• Zadania i problemy
**A.** Od którego miesiąca, według ogłoszenia o konkursie na Młodszego Edytora, redaktorka nie będzie już miała dość czasu na bieżące sprawdzanie rozdziałów?
**B.** Proszę przytoczyć dosłownie fragment ogłoszenia o konkursie, który otwierają słowa zawierające „Generalnie sprawdzanie opowiadań”, a zamykają słowa „troszeczkę cierpliwości. ;)”.

• Tekst do przeczytania
────────

31 lip 2014

Konkurs na Młodszego Edytora! :)

           BC-Redaktor:
        Chcesz czytać rozdziały jeszcze zanim ukażą się na blogu? Masz sugestie co do fabuły i kreowania postaci, chcesz współtworzyć blogi Miku? Czytaj dalej moje nudne jak flaki z olejem wypociny, dotrwaj do ich końca i popisz się edytorską pomysłowością i lotnością pomysłu, a na pewno zostaniesz Młodszym Edytorem! Czerp z nami radość z tworzenia urzekających i często rozwalających system opowiadań (a także takich wyniszczających umysł, doprowadzających do płaczu lub nagłych napadów niepohamowanego śmiechu...)!


        Nadszedł czas, że Pani Redaktor musi delikatnie wycofać się w cień i rozpocząć cudowne i sielskie studenckie życie...  Z tego powodu ogłaszamy swego rodzaju konkurs na stanowisko Młodszego Edytora. :) Szumnie brzmi, to prawda, ale nie zawsze szumnie wygląda. :P
        Ale do rzeczy.
        Nie jestem profesjonalnym edytorem, to oczywiste, ale śmiem twierdzić, że mam jakieś pojęcie o pisaniu i sprawdzaniu, a przynajmniej na tyle dobre, żeby móc sprawdzać opowiadania Miku, zwłaszcza po... 5 latach? To długi staż. Wiecie, że jest zadowolona z pracy ze mną, ja jestem zadowolona z pracy z nią. Jednakże przeczuwam, że od października nie będę już miała na tyle dużo czasu, by móc sprawdzać rozdziały na bieżąco i być ciągle aktywną, więc zadecydowałyśmy znaleźć osobę, która wcieliłaby się w pewnym stopniu moją rolę.
        Młodszy Edytor będzie miał dostęp do powstających rozdziałów, by je sprawdzać, zwracać uwagę na błędy i sygnalizować je, najlepiej dzielić się własnymi sugestiami a propo rozdziału samego w sobie (także fabuły c: ), w skrócie tak, jak już pisałam - jest współtwórcą bloga, chociaż autorem oczywiście pozostaje tylko i wyłącznie Miku. Nie oznacza to, że całkowicie odchodzę z redaktorowania, nie, nieeee . Nadal będę sprawować pieczę nad pracami Miku-chan i Młodszego Edytora. :)
        Generalnie sprawdzanie opowiadań to nie jest tylko wpisywanie przecinków i poprawianie błędów ortograficznych. Ponieważ Miku jest już bardziej Angielką niż Polką (językowo oczywiście), to jej stylistyka jest bardzo specyficzna. Wymieszanie angielsko-polskiej składni i stylistyki to nie lada igraszka! Ważna jest pomysłowość, poczucie humoru i troszeczkę cierpliwości. ;)
Oraz poprawność! Nie na poziomie uniwersyteckim ale podstawowym, bo przecież to nie praca popularnonaukowa tylko opowiadanie przyjemne dla oka, ucha, serca, myśli i innych części ciała. :D
       
        EKHEM.

────────

• Wyodrębnione dane

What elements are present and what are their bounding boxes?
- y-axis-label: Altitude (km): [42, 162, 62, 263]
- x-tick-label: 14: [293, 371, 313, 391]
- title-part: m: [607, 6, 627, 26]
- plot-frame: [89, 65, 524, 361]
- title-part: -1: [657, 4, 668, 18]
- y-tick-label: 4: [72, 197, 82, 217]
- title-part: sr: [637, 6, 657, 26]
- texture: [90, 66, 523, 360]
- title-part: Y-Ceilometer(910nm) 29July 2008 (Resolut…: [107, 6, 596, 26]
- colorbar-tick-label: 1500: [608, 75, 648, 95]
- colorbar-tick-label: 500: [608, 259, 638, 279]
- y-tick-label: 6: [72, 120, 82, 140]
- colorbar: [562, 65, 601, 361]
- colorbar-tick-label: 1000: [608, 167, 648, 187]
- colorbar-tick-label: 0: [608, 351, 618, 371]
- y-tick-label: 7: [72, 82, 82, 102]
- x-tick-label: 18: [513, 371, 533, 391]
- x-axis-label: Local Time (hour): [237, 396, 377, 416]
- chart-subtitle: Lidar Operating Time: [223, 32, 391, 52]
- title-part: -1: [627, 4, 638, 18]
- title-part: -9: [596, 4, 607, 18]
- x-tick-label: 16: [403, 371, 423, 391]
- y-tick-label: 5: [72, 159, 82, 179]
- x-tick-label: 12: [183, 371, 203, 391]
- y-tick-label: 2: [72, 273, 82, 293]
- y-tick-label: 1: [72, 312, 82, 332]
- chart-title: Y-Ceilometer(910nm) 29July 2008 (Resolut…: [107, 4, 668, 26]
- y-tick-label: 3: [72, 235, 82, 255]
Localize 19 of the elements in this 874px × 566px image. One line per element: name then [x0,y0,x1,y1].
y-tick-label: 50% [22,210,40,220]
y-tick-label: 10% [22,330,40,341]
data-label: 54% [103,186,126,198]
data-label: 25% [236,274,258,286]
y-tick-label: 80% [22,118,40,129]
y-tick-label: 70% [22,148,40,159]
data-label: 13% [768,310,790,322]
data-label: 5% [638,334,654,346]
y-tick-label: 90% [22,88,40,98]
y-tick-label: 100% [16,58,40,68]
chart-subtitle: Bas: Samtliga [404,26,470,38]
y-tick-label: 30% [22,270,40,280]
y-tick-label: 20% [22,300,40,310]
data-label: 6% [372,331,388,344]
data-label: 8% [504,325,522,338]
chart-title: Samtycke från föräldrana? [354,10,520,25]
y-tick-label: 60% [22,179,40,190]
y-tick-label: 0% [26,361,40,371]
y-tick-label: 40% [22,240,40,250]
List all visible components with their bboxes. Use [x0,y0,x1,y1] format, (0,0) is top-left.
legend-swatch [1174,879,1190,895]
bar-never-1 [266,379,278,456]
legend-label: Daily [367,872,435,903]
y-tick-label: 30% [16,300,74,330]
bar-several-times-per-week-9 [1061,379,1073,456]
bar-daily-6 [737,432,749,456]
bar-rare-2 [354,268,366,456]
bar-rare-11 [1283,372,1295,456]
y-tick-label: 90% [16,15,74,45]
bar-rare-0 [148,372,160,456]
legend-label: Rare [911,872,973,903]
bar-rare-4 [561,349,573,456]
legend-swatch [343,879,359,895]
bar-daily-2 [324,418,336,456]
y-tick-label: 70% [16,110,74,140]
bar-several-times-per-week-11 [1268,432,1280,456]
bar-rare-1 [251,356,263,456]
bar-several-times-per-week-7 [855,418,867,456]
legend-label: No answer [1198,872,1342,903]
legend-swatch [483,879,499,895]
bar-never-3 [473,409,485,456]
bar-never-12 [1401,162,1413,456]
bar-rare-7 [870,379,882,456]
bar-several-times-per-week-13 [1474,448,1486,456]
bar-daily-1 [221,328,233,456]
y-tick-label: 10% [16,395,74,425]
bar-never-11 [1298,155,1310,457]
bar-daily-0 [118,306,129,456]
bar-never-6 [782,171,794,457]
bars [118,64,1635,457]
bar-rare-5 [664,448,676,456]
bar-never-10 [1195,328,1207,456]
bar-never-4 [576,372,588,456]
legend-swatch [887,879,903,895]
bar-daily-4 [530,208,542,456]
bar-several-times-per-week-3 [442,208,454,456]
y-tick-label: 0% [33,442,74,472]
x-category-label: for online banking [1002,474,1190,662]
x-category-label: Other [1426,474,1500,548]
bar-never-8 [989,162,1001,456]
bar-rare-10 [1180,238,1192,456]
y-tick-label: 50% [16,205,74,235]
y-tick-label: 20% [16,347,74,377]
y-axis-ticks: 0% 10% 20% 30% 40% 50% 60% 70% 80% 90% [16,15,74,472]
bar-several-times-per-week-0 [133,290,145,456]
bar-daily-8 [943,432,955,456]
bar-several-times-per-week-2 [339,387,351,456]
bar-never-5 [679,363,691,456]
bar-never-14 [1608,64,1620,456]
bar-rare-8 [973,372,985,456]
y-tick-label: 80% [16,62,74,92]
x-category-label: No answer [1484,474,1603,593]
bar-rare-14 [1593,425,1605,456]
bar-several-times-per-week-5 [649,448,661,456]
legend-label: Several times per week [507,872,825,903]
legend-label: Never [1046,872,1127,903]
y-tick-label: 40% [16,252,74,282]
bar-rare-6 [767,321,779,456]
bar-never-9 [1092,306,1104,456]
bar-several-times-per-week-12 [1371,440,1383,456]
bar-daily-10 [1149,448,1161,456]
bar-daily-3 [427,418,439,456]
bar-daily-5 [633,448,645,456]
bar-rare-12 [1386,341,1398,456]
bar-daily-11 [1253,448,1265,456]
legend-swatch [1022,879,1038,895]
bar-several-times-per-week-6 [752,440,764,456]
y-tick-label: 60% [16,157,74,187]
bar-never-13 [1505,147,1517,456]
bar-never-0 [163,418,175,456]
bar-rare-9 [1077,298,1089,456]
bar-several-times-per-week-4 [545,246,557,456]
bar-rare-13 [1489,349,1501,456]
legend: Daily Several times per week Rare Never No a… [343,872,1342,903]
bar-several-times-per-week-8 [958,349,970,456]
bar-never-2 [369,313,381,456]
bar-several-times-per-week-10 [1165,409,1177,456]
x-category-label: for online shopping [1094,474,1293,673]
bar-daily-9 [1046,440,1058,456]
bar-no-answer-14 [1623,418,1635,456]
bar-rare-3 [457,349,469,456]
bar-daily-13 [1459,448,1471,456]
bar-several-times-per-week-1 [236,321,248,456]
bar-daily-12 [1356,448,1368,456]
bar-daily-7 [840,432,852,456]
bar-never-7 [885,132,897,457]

────────

• Rozwiązania zadań
**A.** Od października.

**B.**
Generalnie sprawdzanie opowiadań to nie jest tylko wpisywanie przecinków i poprawianie błędów ortograficznych. Ponieważ Miku jest już bardziej Angielką niż Polką (językowo oczywiście), to jej stylistyka jest bardzo specyficzna. Wymieszanie angielsko-polskiej składni i stylistyki to nie lada igraszka! Ważna jest pomysłowość, poczucie humoru i troszeczkę cierpliwości. ;)